_DIRECTIONS FOR THIS TASK_
Quote exactly, and only, the lines from the one with "Output a JSON" through the end of the listing.

## START DATASET ENTRIES

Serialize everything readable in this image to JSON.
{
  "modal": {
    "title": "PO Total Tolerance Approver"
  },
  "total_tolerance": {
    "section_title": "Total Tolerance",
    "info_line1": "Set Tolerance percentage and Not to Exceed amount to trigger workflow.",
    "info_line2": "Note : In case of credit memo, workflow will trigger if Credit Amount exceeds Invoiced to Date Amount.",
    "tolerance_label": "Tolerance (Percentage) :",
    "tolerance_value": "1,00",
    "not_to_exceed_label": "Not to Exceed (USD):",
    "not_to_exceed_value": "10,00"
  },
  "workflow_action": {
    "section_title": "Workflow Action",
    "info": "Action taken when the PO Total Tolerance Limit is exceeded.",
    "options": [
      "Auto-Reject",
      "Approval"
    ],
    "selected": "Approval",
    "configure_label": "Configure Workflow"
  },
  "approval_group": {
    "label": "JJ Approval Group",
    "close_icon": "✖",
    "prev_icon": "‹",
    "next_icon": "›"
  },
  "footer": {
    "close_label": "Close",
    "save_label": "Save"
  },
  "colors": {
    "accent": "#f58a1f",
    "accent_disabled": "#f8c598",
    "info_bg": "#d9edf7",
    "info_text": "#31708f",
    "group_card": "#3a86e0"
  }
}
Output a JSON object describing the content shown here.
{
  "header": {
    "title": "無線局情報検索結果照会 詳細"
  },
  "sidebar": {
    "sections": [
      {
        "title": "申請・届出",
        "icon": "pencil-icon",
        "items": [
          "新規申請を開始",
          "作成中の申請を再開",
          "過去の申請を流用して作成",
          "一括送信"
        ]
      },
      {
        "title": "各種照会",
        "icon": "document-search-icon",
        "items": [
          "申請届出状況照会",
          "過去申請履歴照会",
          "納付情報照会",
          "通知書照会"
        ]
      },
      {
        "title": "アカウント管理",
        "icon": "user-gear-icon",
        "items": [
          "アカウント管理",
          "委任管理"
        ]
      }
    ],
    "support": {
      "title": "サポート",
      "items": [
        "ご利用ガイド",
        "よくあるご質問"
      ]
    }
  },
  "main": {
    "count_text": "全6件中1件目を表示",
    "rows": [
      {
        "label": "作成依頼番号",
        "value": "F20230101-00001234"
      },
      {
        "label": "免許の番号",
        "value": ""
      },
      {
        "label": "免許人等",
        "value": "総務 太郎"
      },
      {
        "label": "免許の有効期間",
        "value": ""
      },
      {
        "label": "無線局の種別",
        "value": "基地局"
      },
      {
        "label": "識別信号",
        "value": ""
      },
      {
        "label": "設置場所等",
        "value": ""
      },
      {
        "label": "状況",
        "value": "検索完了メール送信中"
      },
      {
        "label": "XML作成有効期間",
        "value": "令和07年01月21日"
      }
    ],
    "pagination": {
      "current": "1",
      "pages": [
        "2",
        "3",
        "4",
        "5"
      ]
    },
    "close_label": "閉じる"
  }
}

## END DATASET ENTRIES

_ANSWER FOR THE TASK_
Output a JSON object describing the content shown here.
{
  "header": {
    "title": "無線局情報検索結果照会 詳細"
  },
  "sidebar": {
    "sections": [
      {
        "title": "申請・届出",
        "icon": "pencil-icon",
        "items": [
          "新規申請を開始",
          "作成中の申請を再開",
          "過去の申請を流用して作成",
          "一括送信"
        ]
      },
      {
        "title": "各種照会",
        "icon": "document-search-icon",
        "items": [
          "申請届出状況照会",
          "過去申請履歴照会",
          "納付情報照会",
          "通知書照会"
        ]
      },
      {
        "title": "アカウント管理",
        "icon": "user-gear-icon",
        "items": [
          "アカウント管理",
          "委任管理"
        ]
      }
    ],
    "support": {
      "title": "サポート",
      "items": [
        "ご利用ガイド",
        "よくあるご質問"
      ]
    }
  },
  "main": {
    "count_text": "全6件中1件目を表示",
    "rows": [
      {
        "label": "作成依頼番号",
        "value": "F20230101-00001234"
      },
      {
        "label": "免許の番号",
        "value": ""
      },
      {
        "label": "免許人等",
        "value": "総務 太郎"
      },
      {
        "label": "免許の有効期間",
        "value": ""
      },
      {
        "label": "無線局の種別",
        "value": "基地局"
      },
      {
        "label": "識別信号",
        "value": ""
      },
      {
        "label": "設置場所等",
        "value": ""
      },
      {
        "label": "状況",
        "value": "検索完了メール送信中"
      },
      {
        "label": "XML作成有効期間",
        "value": "令和07年01月21日"
      }
    ],
    "pagination": {
      "current": "1",
      "pages": [
        "2",
        "3",
        "4",
        "5"
      ]
    },
    "close_label": "閉じる"
  }
}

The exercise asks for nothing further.